#### [EXERCISE OBJECTIVE]
Exactly as they appear, output all of the records. Skip any images.

Begin SUPPLIED DATA

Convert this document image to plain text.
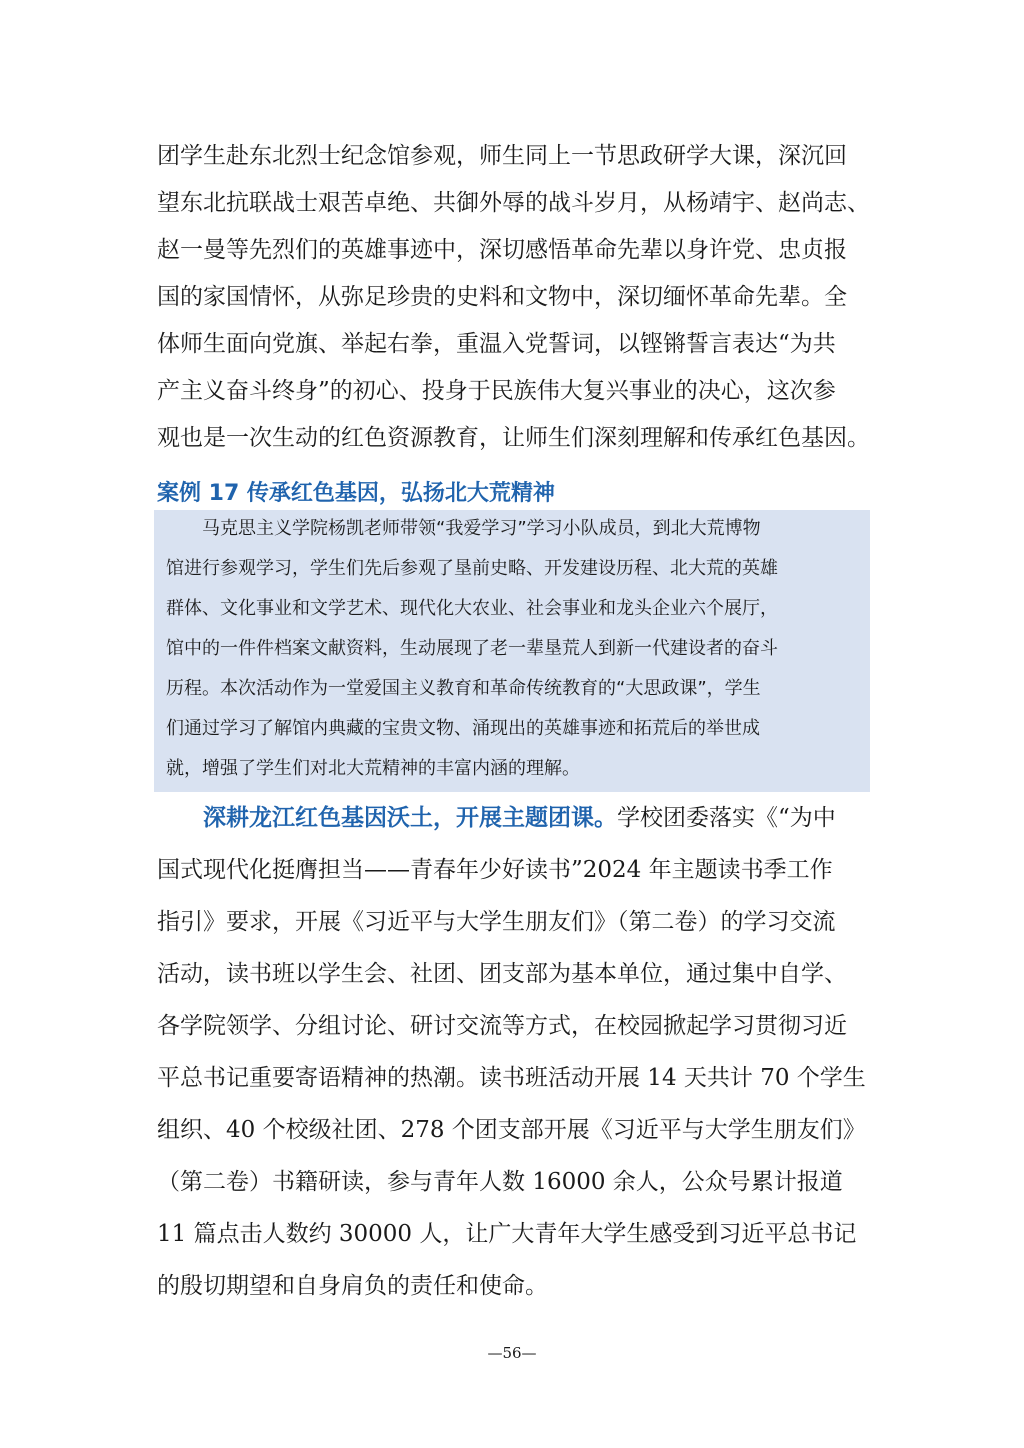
团学生赴东北烈士纪念馆参观，师生同上一节思政研学大课，深沉回
望东北抗联战士艰苦卓绝、共御外辱的战斗岁月，从杨靖宇、赵尚志、
赵一曼等先烈们的英雄事迹中，深切感悟革命先辈以身许党、忠贞报
国的家国情怀，从弥足珍贵的史料和文物中，深切缅怀革命先辈。全
体师生面向党旗、举起右拳，重温入党誓词，以铿锵誓言表达“为共
产主义奋斗终身”的初心、投身于民族伟大复兴事业的决心，这次参
观也是一次生动的红色资源教育，让师生们深刻理解和传承红色基因。
案例 17 传承红色基因，弘扬北大荒精神
　　马克思主义学院杨凯老师带领“我爱学习”学习小队成员，到北大荒博物
馆进行参观学习，学生们先后参观了垦前史略、开发建设历程、北大荒的英雄
群体、文化事业和文学艺术、现代化大农业、社会事业和龙头企业六个展厅，
馆中的一件件档案文献资料，生动展现了老一辈垦荒人到新一代建设者的奋斗
历程。本次活动作为一堂爱国主义教育和革命传统教育的“大思政课”，学生
们通过学习了解馆内典藏的宝贵文物、涌现出的英雄事迹和拓荒后的举世成
就，增强了学生们对北大荒精神的丰富内涵的理解。
深耕龙江红色基因沃土，开展主题团课。学校团委落实《“为中
国式现代化挺膺担当——青春年少好读书”2024 年主题读书季工作
指引》要求，开展《习近平与大学生朋友们》（第二卷）的学习交流
活动，读书班以学生会、社团、团支部为基本单位，通过集中自学、
各学院领学、分组讨论、研讨交流等方式，在校园掀起学习贯彻习近
平总书记重要寄语精神的热潮。读书班活动开展 14 天共计 70 个学生
组织、40 个校级社团、278 个团支部开展《习近平与大学生朋友们》
（第二卷）书籍研读，参与青年人数 16000 余人，公众号累计报道
11 篇点击人数约 30000 人，让广大青年大学生感受到习近平总书记
的殷切期望和自身肩负的责任和使命。
—56—
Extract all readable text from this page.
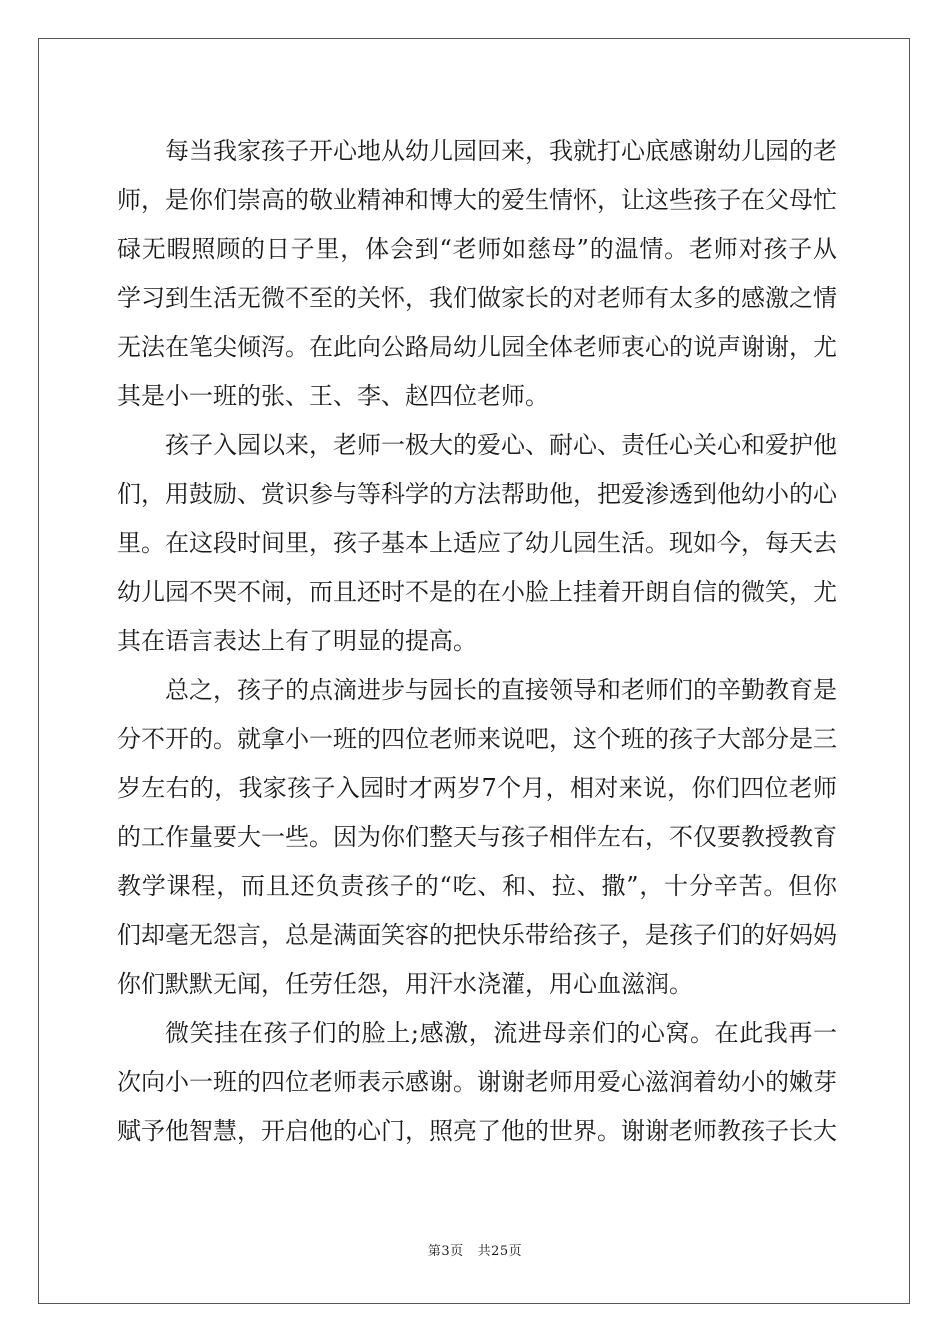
每当我家孩子开心地从幼儿园回来，我就打心底感谢幼儿园的老师，是你们崇高的敬业精神和博大的爱生情怀，让这些孩子在父母忙碌无暇照顾的日子里，体会到“老师如慈母”的温情。老师对孩子从学习到生活无微不至的关怀，我们做家长的对老师有太多的感激之情无法在笔尖倾泻。在此向公路局幼儿园全体老师衷心的说声谢谢，尤其是小一班的张、王、李、赵四位老师。

孩子入园以来，老师一极大的爱心、耐心、责任心关心和爱护他们，用鼓励、赏识参与等科学的方法帮助他，把爱渗透到他幼小的心里。在这段时间里，孩子基本上适应了幼儿园生活。现如今，每天去幼儿园不哭不闹，而且还时不是的在小脸上挂着开朗自信的微笑，尤其在语言表达上有了明显的提高。

总之，孩子的点滴进步与园长的直接领导和老师们的辛勤教育是分不开的。就拿小一班的四位老师来说吧，这个班的孩子大部分是三岁左右的，我家孩子入园时才两岁7个月，相对来说，你们四位老师的工作量要大一些。因为你们整天与孩子相伴左右，不仅要教授教育教学课程，而且还负责孩子的“吃、和、拉、撒”，十分辛苦。但你们却毫无怨言，总是满面笑容的把快乐带给孩子，是孩子们的好妈妈你们默默无闻，任劳任怨，用汗水浇灌，用心血滋润。

微笑挂在孩子们的脸上;感激，流进母亲们的心窝。在此我再一次向小一班的四位老师表示感谢。谢谢老师用爱心滋润着幼小的嫩芽赋予他智慧，开启他的心门，照亮了他的世界。谢谢老师教孩子长大

第3页 共25页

End SUPPLIED DATA

#### [RESULT OF THIS EXERCISE]
Convert this document image to plain text.
团学生赴东北烈士纪念馆参观，师生同上一节思政研学大课，深沉回
望东北抗联战士艰苦卓绝、共御外辱的战斗岁月，从杨靖宇、赵尚志、
赵一曼等先烈们的英雄事迹中，深切感悟革命先辈以身许党、忠贞报
国的家国情怀，从弥足珍贵的史料和文物中，深切缅怀革命先辈。全
体师生面向党旗、举起右拳，重温入党誓词，以铿锵誓言表达“为共
产主义奋斗终身”的初心、投身于民族伟大复兴事业的决心，这次参
观也是一次生动的红色资源教育，让师生们深刻理解和传承红色基因。
案例 17 传承红色基因，弘扬北大荒精神
　　马克思主义学院杨凯老师带领“我爱学习”学习小队成员，到北大荒博物
馆进行参观学习，学生们先后参观了垦前史略、开发建设历程、北大荒的英雄
群体、文化事业和文学艺术、现代化大农业、社会事业和龙头企业六个展厅，
馆中的一件件档案文献资料，生动展现了老一辈垦荒人到新一代建设者的奋斗
历程。本次活动作为一堂爱国主义教育和革命传统教育的“大思政课”，学生
们通过学习了解馆内典藏的宝贵文物、涌现出的英雄事迹和拓荒后的举世成
就，增强了学生们对北大荒精神的丰富内涵的理解。
深耕龙江红色基因沃土，开展主题团课。学校团委落实《“为中
国式现代化挺膺担当——青春年少好读书”2024 年主题读书季工作
指引》要求，开展《习近平与大学生朋友们》（第二卷）的学习交流
活动，读书班以学生会、社团、团支部为基本单位，通过集中自学、
各学院领学、分组讨论、研讨交流等方式，在校园掀起学习贯彻习近
平总书记重要寄语精神的热潮。读书班活动开展 14 天共计 70 个学生
组织、40 个校级社团、278 个团支部开展《习近平与大学生朋友们》
（第二卷）书籍研读，参与青年人数 16000 余人，公众号累计报道
11 篇点击人数约 30000 人，让广大青年大学生感受到习近平总书记
的殷切期望和自身肩负的责任和使命。
—56—
Extract all readable text from this page.
每当我家孩子开心地从幼儿园回来，我就打心底感谢幼儿园的老师，是你们崇高的敬业精神和博大的爱生情怀，让这些孩子在父母忙碌无暇照顾的日子里，体会到“老师如慈母”的温情。老师对孩子从学习到生活无微不至的关怀，我们做家长的对老师有太多的感激之情无法在笔尖倾泻。在此向公路局幼儿园全体老师衷心的说声谢谢，尤其是小一班的张、王、李、赵四位老师。

孩子入园以来，老师一极大的爱心、耐心、责任心关心和爱护他们，用鼓励、赏识参与等科学的方法帮助他，把爱渗透到他幼小的心里。在这段时间里，孩子基本上适应了幼儿园生活。现如今，每天去幼儿园不哭不闹，而且还时不是的在小脸上挂着开朗自信的微笑，尤其在语言表达上有了明显的提高。

总之，孩子的点滴进步与园长的直接领导和老师们的辛勤教育是分不开的。就拿小一班的四位老师来说吧，这个班的孩子大部分是三岁左右的，我家孩子入园时才两岁7个月，相对来说，你们四位老师的工作量要大一些。因为你们整天与孩子相伴左右，不仅要教授教育教学课程，而且还负责孩子的“吃、和、拉、撒”，十分辛苦。但你们却毫无怨言，总是满面笑容的把快乐带给孩子，是孩子们的好妈妈你们默默无闻，任劳任怨，用汗水浇灌，用心血滋润。

微笑挂在孩子们的脸上;感激，流进母亲们的心窝。在此我再一次向小一班的四位老师表示感谢。谢谢老师用爱心滋润着幼小的嫩芽赋予他智慧，开启他的心门，照亮了他的世界。谢谢老师教孩子长大

第3页 共25页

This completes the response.